Data items:
>> start
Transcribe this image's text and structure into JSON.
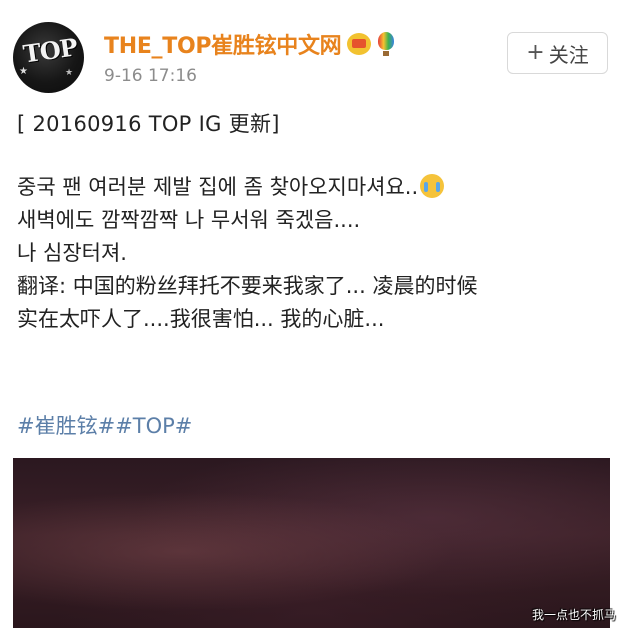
{
  "user": {
    "name": "THE_TOP崔胜铉中文网",
    "avatar_text": "TOP",
    "timestamp": "9-16 17:16",
    "badges": [
      "crown-badge-icon",
      "hot-air-balloon-icon"
    ]
  },
  "follow_button": {
    "icon": "+",
    "label": "关注"
  },
  "post": {
    "title": "[ 20160916 TOP IG 更新]",
    "korean_1": "중국 팬 여러분 제발 집에 좀 찾아오지마셔요..",
    "korean_2": "새벽에도 깜짝깜짝 나 무서워 죽겠음....",
    "korean_3": "나 심장터져.",
    "translation_1": "翻译: 中国的粉丝拜托不要来我家了... 凌晨的时候",
    "translation_2": "实在太吓人了....我很害怕... 我的心脏...",
    "hashtags": "#崔胜铉##TOP#"
  },
  "watermark": "我一点也不抓马",
  "colors": {
    "username": "#e8831d",
    "hashtag": "#5c7fa8",
    "timestamp": "#8c8c8c"
  }
}
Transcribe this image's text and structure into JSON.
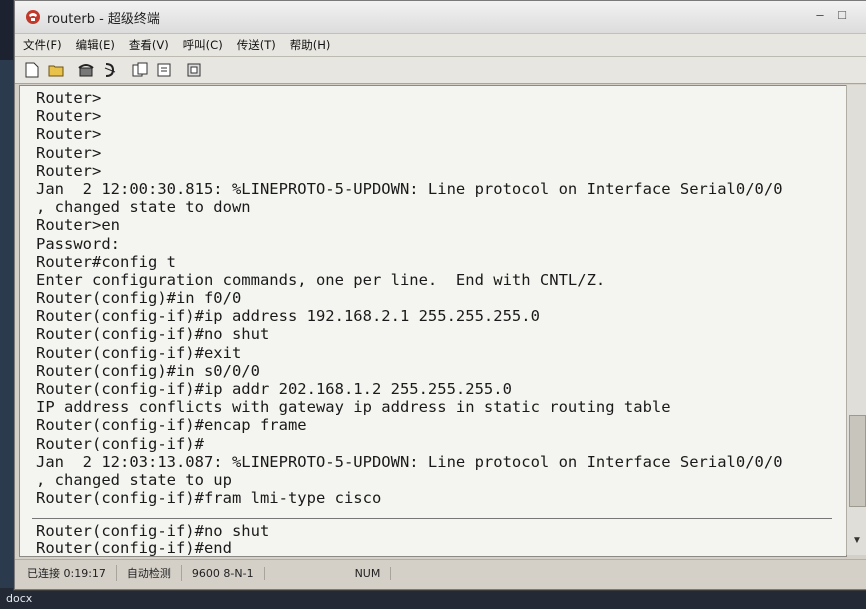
{
  "window": {
    "title": "routerb - 超级终端",
    "icon": "hyperterminal-phone-icon"
  },
  "menu": [
    "文件(F)",
    "编辑(E)",
    "查看(V)",
    "呼叫(C)",
    "传送(T)",
    "帮助(H)"
  ],
  "toolbar": {
    "icons": [
      "new-connection-icon",
      "open-icon",
      "dial-icon",
      "disconnect-icon",
      "send-icon",
      "receive-icon",
      "properties-icon"
    ]
  },
  "terminal": {
    "lines": [
      "Router>",
      "Router>",
      "Router>",
      "Router>",
      "Router>",
      "Jan  2 12:00:30.815: %LINEPROTO-5-UPDOWN: Line protocol on Interface Serial0/0/0",
      ", changed state to down",
      "Router>en",
      "Password:",
      "Router#config t",
      "Enter configuration commands, one per line.  End with CNTL/Z.",
      "Router(config)#in f0/0",
      "Router(config-if)#ip address 192.168.2.1 255.255.255.0",
      "Router(config-if)#no shut",
      "Router(config-if)#exit",
      "Router(config)#in s0/0/0",
      "Router(config-if)#ip addr 202.168.1.2 255.255.255.0",
      "IP address conflicts with gateway ip address in static routing table",
      "Router(config-if)#encap frame",
      "Router(config-if)#",
      "Jan  2 12:03:13.087: %LINEPROTO-5-UPDOWN: Line protocol on Interface Serial0/0/0",
      ", changed state to up",
      "Router(config-if)#fram lmi-type cisco"
    ],
    "input_lines": [
      "Router(config-if)#no shut",
      "Router(config-if)#end"
    ]
  },
  "statusbar": {
    "connected": "已连接 0:19:17",
    "detect": "自动检测",
    "port": "9600 8-N-1",
    "num": "NUM"
  },
  "desktop": {
    "taskbar_label": "docx"
  }
}
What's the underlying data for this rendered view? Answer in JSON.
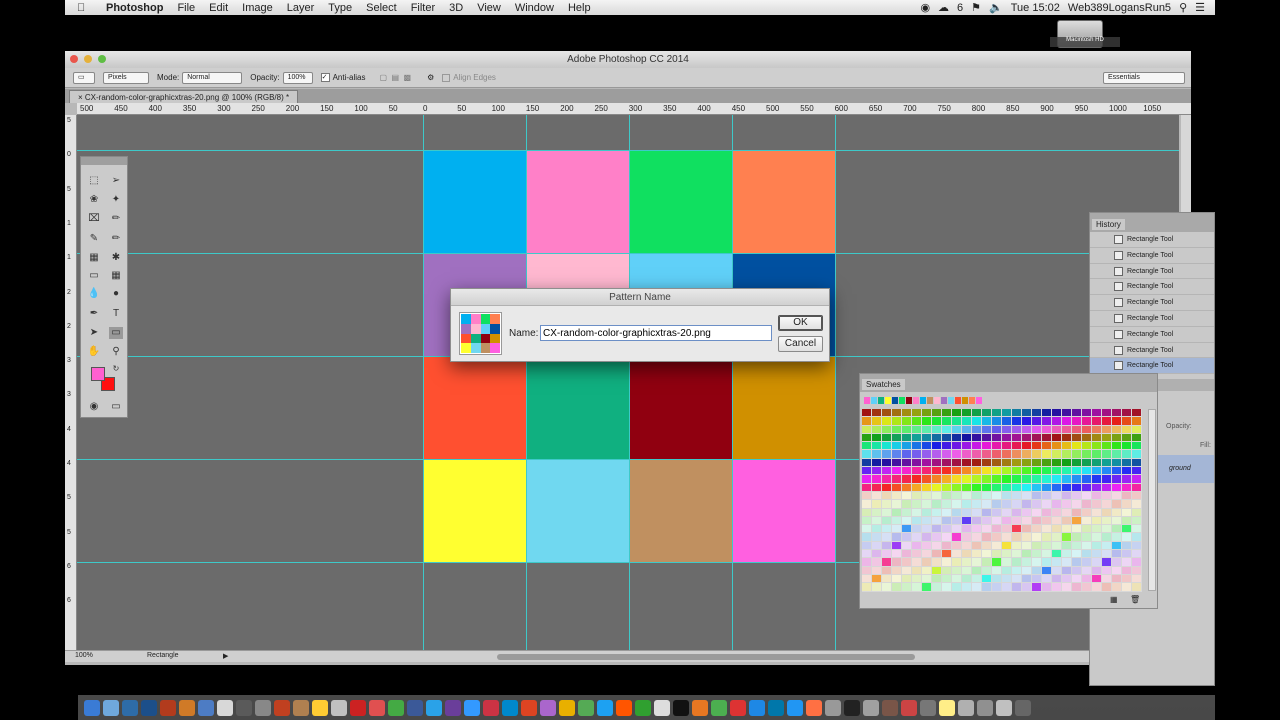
{
  "menubar": {
    "app": "Photoshop",
    "items": [
      "File",
      "Edit",
      "Image",
      "Layer",
      "Type",
      "Select",
      "Filter",
      "3D",
      "View",
      "Window",
      "Help"
    ],
    "right": {
      "badge": "6",
      "time": "Tue 15:02",
      "user": "Web389LogansRun5"
    }
  },
  "desktop": {
    "hd_label": "Macintosh HD"
  },
  "window": {
    "title": "Adobe Photoshop CC 2014"
  },
  "options": {
    "units": "Pixels",
    "mode_label": "Mode:",
    "mode": "Normal",
    "opacity_label": "Opacity:",
    "opacity": "100%",
    "antialias": "Anti-alias",
    "align_edges": "Align Edges",
    "workspace": "Essentials"
  },
  "document": {
    "tab": "CX-random-color-graphicxtras-20.png @ 100% (RGB/8) *",
    "zoom": "100%",
    "status": "Rectangle",
    "grid_colors": [
      "#00b0f0",
      "#ff80c8",
      "#10e060",
      "#ff8050",
      "#a070c0",
      "#ffb8d0",
      "#60d0f8",
      "#0050a0",
      "#ff5030",
      "#10b080",
      "#900010",
      "#d09000",
      "#ffff30",
      "#70d8f0",
      "#c09060",
      "#ff60e0"
    ]
  },
  "ruler_top": [
    "500",
    "450",
    "400",
    "350",
    "300",
    "250",
    "200",
    "150",
    "100",
    "50",
    "0",
    "50",
    "100",
    "150",
    "200",
    "250",
    "300",
    "350",
    "400",
    "450",
    "500",
    "550",
    "600",
    "650",
    "700",
    "750",
    "800",
    "850",
    "900",
    "950",
    "1000",
    "1050"
  ],
  "ruler_left": [
    "5",
    "0",
    "5",
    "1",
    "1",
    "2",
    "2",
    "3",
    "3",
    "4",
    "4",
    "5",
    "5",
    "6",
    "6"
  ],
  "tools": {
    "foreground": "#ff60d0",
    "background": "#ff1010"
  },
  "history": {
    "tab": "History",
    "items": [
      "Rectangle Tool",
      "Rectangle Tool",
      "Rectangle Tool",
      "Rectangle Tool",
      "Rectangle Tool",
      "Rectangle Tool",
      "Rectangle Tool",
      "Rectangle Tool",
      "Rectangle Tool"
    ]
  },
  "layers_fragment": {
    "opacity_label": "Opacity:",
    "fill_label": "Fill:",
    "layer_name": "ground"
  },
  "swatches": {
    "tab": "Swatches",
    "recent": [
      "#ff60d0",
      "#60d0f8",
      "#10b080",
      "#ffff30",
      "#0050a0",
      "#10e060",
      "#900010",
      "#ff80c8",
      "#00b0f0",
      "#c09060",
      "#ffb8d0",
      "#a070c0",
      "#70d8f0",
      "#ff5030",
      "#d09000",
      "#ff8050",
      "#ff60e0"
    ]
  },
  "dialog": {
    "title": "Pattern Name",
    "name_label": "Name:",
    "name_value": "CX-random-color-graphicxtras-20.png",
    "ok": "OK",
    "cancel": "Cancel"
  }
}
>> end
- **WRITTEN EXERCISE**
Give only a number: how many lines of the data hold the string "Interface"?

- **RESULT OF THE EXERCISE**
2